## [DOCUMENT]
┄┄┄┄┄┄

I looked through Phabricator a bit, and also the github PRs, and I found this PR (which points to the most up-to-date branch for this work I could find).

I’m writing to ask two things.

First, is there anything more recent than this work, and is this still being developed?

Second, does this work account for the scenario where a type may depend on local variables? As one example, in Ada an array type’s bounds may be determined by local variables. If I understand the problem correctly (which isn’t entirely clear), then a type like this can’t really be moved to the block’s abstract origin, because it will refer to variables in the concrete instance. (This scenario does come up in C, with VLAs.)

jmorse · May 2, 2025, 5:49pm

Hi – that PR [0] ended up blocking as there were some block DW_AT_abstract_origin links that weren’t appearing in the output. Handily, @avdzhidzhoev added those links in [1], so it might be feasible again. Realistically I can’t look at it for at least a couple of weeks right now, alas.

Second, does this work account for the scenario where a type may depend on local variables?

For the narrow portion I’ve investigated I would say no; however it might be supported by the larger patch set that @avdzhidzhoev produced.

[0] [DebugInfo] Place local ODR-uniqued types in decl DISubprograms by jmorse · Pull Request #119001 · llvm/llvm-project · GitHub
[1] [DebugInfo][DWARF] Emit DW_AT_abstract_origin for concrete/inlined DW_TAG_lexical_blocks by dzhidzhoev · Pull Request #136205 · llvm/llvm-project · GitHub

avdzhidzhoev · May 5, 2025, 11:11am

As a result of these changes, it should be possible to place local types in corresponding concrete DISubprograms. However, they still won’t allow types inside specific DILexicalBlocks.

Does DISubrange with count: pointing to DILocalVariable work in that case? (As in llvm/test/DebugInfo/X86/vla-multi.ll, for example).

avdzhidzhoev · May 5, 2025, 11:12am

Should I take [DebugInfo] Place local ODR-uniqued types in decl DISubprograms by jmorse · Pull Request #119001 · llvm/llvm-project · GitHub over?

jmorse · May 5, 2025, 12:27pm

Should I take #119001 over?

Yes please; I’m still not certain what’ll happen when there’s a combination of LTO / static-local variables / inlining as mentioned here [0], but the patch overall is a strict improvement IMO.

┄┄┄┄┄┄

## [PROBLEMS]
a: In the forum thread, which programming language is given as an example where an array type's bounds may be determined by local variables?
b: Rename "music-note-icon" to "note-icon" in everything from the first of the rows down to the line containing "segment this screenshot: for", and give those lines back otherwise unchanged. Leave out the pictures.
The forum thread and the rows are unrelated to each other.

┄┄┄┄┄┄

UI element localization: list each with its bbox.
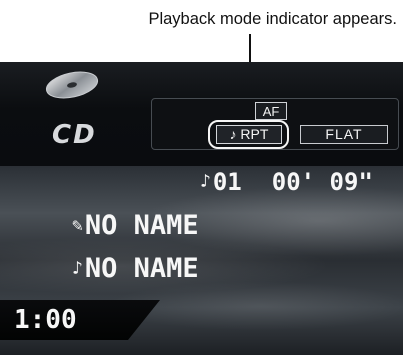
- cd-disc-icon: [45, 71, 99, 99]
- clock: 1:00: [14, 305, 77, 335]
- source-label: CD: [52, 120, 97, 150]
- disc-title-row: ✎NO NAME: [72, 210, 199, 241]
- repeat-mode-indicator: ♪ RPT: [216, 125, 282, 144]
- track-time-row: ♪01 00' 09": [200, 168, 373, 196]
- music-note-icon: ♪: [72, 258, 83, 279]
- track-title: NO NAME: [84, 253, 199, 284]
- track-title-row: ♪NO NAME: [72, 253, 199, 284]
- eq-indicator: FLAT: [300, 125, 388, 144]
- track-number: 01: [212, 168, 242, 196]
- status-panel: AF ♪ RPT FLAT: [151, 98, 399, 150]
- music-note-icon: ♪: [200, 171, 211, 192]
- disc-title: NO NAME: [84, 210, 199, 241]
- head-unit-display: CD AF ♪ RPT FLAT ♪01 00' 09" ✎NO NAME ♪NO…: [0, 62, 403, 355]
- elapsed-time: 00' 09": [271, 168, 373, 196]
- annotation-caption: Playback mode indicator appears.: [148, 10, 397, 28]
- af-indicator: AF: [255, 102, 287, 120]
- disc-title-icon: ✎: [72, 215, 83, 236]
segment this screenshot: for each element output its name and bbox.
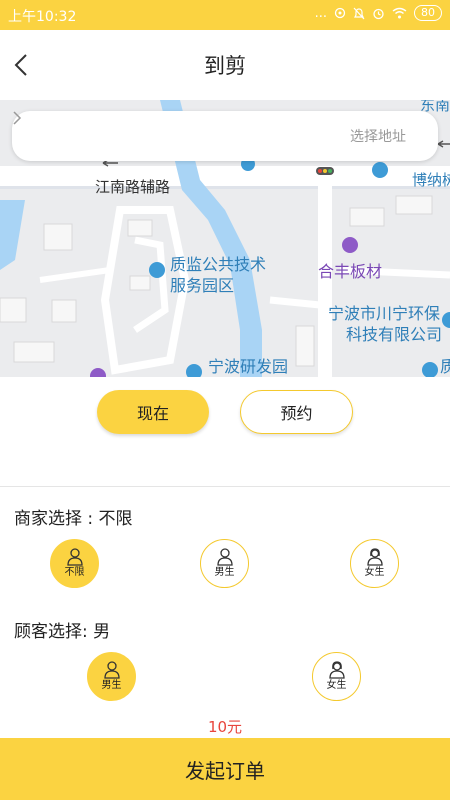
male-person-icon — [103, 660, 120, 679]
address-selector[interactable]: 选择地址 — [12, 111, 438, 161]
map-view[interactable]: 江南路辅路 质监公共技术 服务园区 合丰板材 宁波市川宁环保 科技有限公司 宁波… — [0, 100, 450, 377]
alarm-icon — [373, 8, 384, 19]
merchant-option-male[interactable]: 男生 — [200, 539, 249, 588]
option-label: 男生 — [214, 566, 235, 578]
map-label-poi: 质 — [440, 357, 450, 376]
merchant-select-label: 商家选择 : 不限 — [14, 509, 133, 529]
person-icon — [66, 547, 83, 566]
map-label-poi: 合丰板材 — [318, 262, 383, 281]
chevron-right-icon — [13, 111, 22, 125]
customer-option-female[interactable]: 女生 — [312, 652, 361, 701]
option-label: 女生 — [364, 566, 385, 578]
divider — [0, 486, 450, 487]
book-button[interactable]: 预约 — [240, 390, 353, 434]
battery-icon: 80 — [414, 5, 442, 21]
status-bar: 上午10:32 ... 80 — [0, 0, 450, 30]
status-icons: ... 80 — [315, 5, 442, 21]
more-dots-icon: ... — [314, 5, 327, 21]
page-title: 到剪 — [204, 54, 246, 78]
map-label-poi: 博纳树 — [412, 171, 450, 189]
map-label-road: 江南路辅路 — [95, 178, 171, 196]
status-time: 上午10:32 — [8, 9, 77, 25]
male-person-icon — [216, 547, 233, 566]
submit-order-button[interactable]: 发起订单 — [0, 738, 450, 800]
customer-select-label: 顾客选择: 男 — [14, 622, 111, 642]
female-person-icon — [328, 660, 345, 679]
map-label-poi: 宁波研发园 — [208, 357, 289, 376]
option-label: 不限 — [64, 566, 85, 578]
now-button[interactable]: 现在 — [97, 390, 209, 434]
merchant-option-any[interactable]: 不限 — [50, 539, 99, 588]
female-person-icon — [366, 547, 383, 566]
option-label: 女生 — [326, 679, 347, 691]
map-label-poi: 服务园区 — [170, 276, 235, 295]
address-placeholder: 选择地址 — [350, 129, 406, 145]
merchant-option-female[interactable]: 女生 — [350, 539, 399, 588]
wifi-icon — [392, 7, 407, 19]
data-saver-icon — [334, 7, 346, 19]
mute-bell-icon — [353, 7, 365, 19]
option-label: 男生 — [101, 679, 122, 691]
customer-option-male[interactable]: 男生 — [87, 652, 136, 701]
nav-header: 到剪 — [0, 30, 450, 100]
map-label-poi: 科技有限公司 — [346, 325, 443, 344]
price-text: 10元 — [207, 718, 243, 736]
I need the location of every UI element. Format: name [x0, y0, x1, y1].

┄┄┄┄┄┄

## [SOLUTIONS BY TASK]
a: Ada

b:
UI element localization: list each with its bbox.
- cd-disc-icon: [45, 71, 99, 99]
- clock: 1:00: [14, 305, 77, 335]
- source-label: CD: [52, 120, 97, 150]
- disc-title-row: ✎NO NAME: [72, 210, 199, 241]
- repeat-mode-indicator: ♪ RPT: [216, 125, 282, 144]
- track-time-row: ♪01 00' 09": [200, 168, 373, 196]
- note-icon: ♪: [72, 258, 83, 279]
- track-title: NO NAME: [84, 253, 199, 284]
- track-title-row: ♪NO NAME: [72, 253, 199, 284]
- eq-indicator: FLAT: [300, 125, 388, 144]
- track-number: 01: [212, 168, 242, 196]
- status-panel: AF ♪ RPT FLAT: [151, 98, 399, 150]
- note-icon: ♪: [200, 171, 211, 192]
- disc-title: NO NAME: [84, 210, 199, 241]
- head-unit-display: CD AF ♪ RPT FLAT ♪01 00' 09" ✎NO NAME ♪NO…: [0, 62, 403, 355]
- elapsed-time: 00' 09": [271, 168, 373, 196]
- annotation-caption: Playback mode indicator appears.: [148, 10, 397, 28]
- af-indicator: AF: [255, 102, 287, 120]
- disc-title-icon: ✎: [72, 215, 83, 236]
segment this screenshot: for each element output its name and bbox.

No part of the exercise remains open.